## SHORT TASK
What lines of the data hold the string "color"? Pull each one out.

** begin **

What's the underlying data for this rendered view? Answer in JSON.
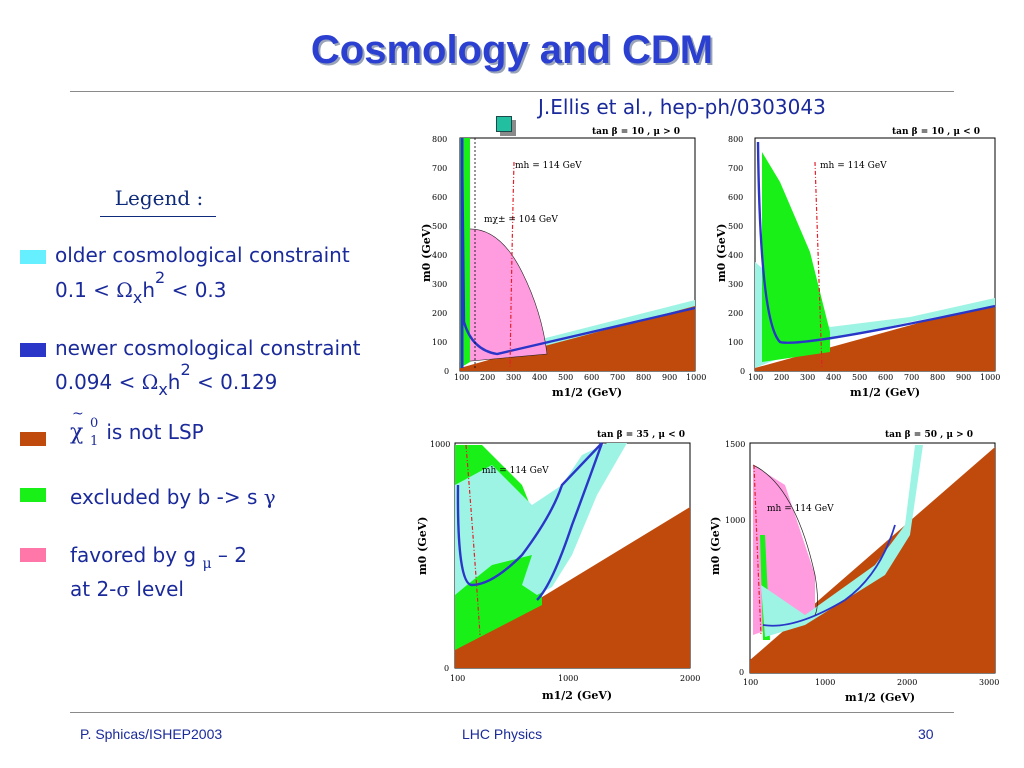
{
  "slide": {
    "title": "Cosmology and CDM",
    "citation": "J.Ellis et al., hep-ph/0303043"
  },
  "legend": {
    "title": "Legend :",
    "items": [
      {
        "color": "#66f0ff",
        "line1": "older cosmological constraint",
        "line2_pre": "0.1 < ",
        "omega": "Ω",
        "sub": "x",
        "h": "h",
        "sup": "2",
        "line2_post": " < 0.3"
      },
      {
        "color": "#2a36c8",
        "line1": "newer cosmological constraint",
        "line2_pre": "0.094 < ",
        "omega": "Ω",
        "sub": "x",
        "h": "h",
        "sup": "2",
        "line2_post": " < 0.129"
      },
      {
        "color": "#c04a0c",
        "chi": "χ",
        "tilde": "~",
        "sup": "0",
        "sub": "1",
        "text": " is not LSP"
      },
      {
        "color": "#18f018",
        "text": "excluded by b -> s ",
        "gamma": "γ"
      },
      {
        "color": "#ff77a8",
        "text": "favored by g ",
        "mu": "μ",
        "text2": " – 2",
        "line2_pre": "at 2-",
        "sigma": "σ",
        "line2_post": " level"
      }
    ]
  },
  "plots": [
    {
      "label": "tan β = 10 ,  μ > 0",
      "ylabel": "m0 (GeV)",
      "xlabel": "m1/2 (GeV)",
      "yticks": [
        "0",
        "100",
        "200",
        "300",
        "400",
        "500",
        "600",
        "700",
        "800"
      ],
      "xticks": [
        "100",
        "200",
        "300",
        "400",
        "500",
        "600",
        "700",
        "800",
        "900",
        "1000"
      ],
      "annotations": [
        "mh = 114 GeV",
        "mχ± = 104 GeV"
      ]
    },
    {
      "label": "tan β = 10 ,  μ < 0",
      "ylabel": "m0 (GeV)",
      "xlabel": "m1/2 (GeV)",
      "yticks": [
        "0",
        "100",
        "200",
        "300",
        "400",
        "500",
        "600",
        "700",
        "800"
      ],
      "xticks": [
        "100",
        "200",
        "300",
        "400",
        "500",
        "600",
        "700",
        "800",
        "900",
        "1000"
      ],
      "annotations": [
        "mh = 114 GeV"
      ]
    },
    {
      "label": "tan β = 35 ,  μ < 0",
      "ylabel": "m0 (GeV)",
      "xlabel": "m1/2 (GeV)",
      "yticks": [
        "0",
        "1000"
      ],
      "xticks": [
        "100",
        "1000",
        "2000"
      ],
      "annotations": [
        "mh = 114 GeV"
      ]
    },
    {
      "label": "tan β = 50 ,  μ > 0",
      "ylabel": "m0 (GeV)",
      "xlabel": "m1/2 (GeV)",
      "yticks": [
        "0",
        "1000",
        "1500"
      ],
      "xticks": [
        "100",
        "1000",
        "2000",
        "3000"
      ],
      "annotations": [
        "mh = 114 GeV"
      ]
    }
  ],
  "footer": {
    "left": "P. Sphicas/ISHEP2003",
    "center": "LHC Physics",
    "right": "30"
  }
}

** end **

## EXERCISE OUTPUT
        "color": "#66f0ff",
        "color": "#2a36c8",
        "color": "#c04a0c",
        "color": "#18f018",
        "color": "#ff77a8",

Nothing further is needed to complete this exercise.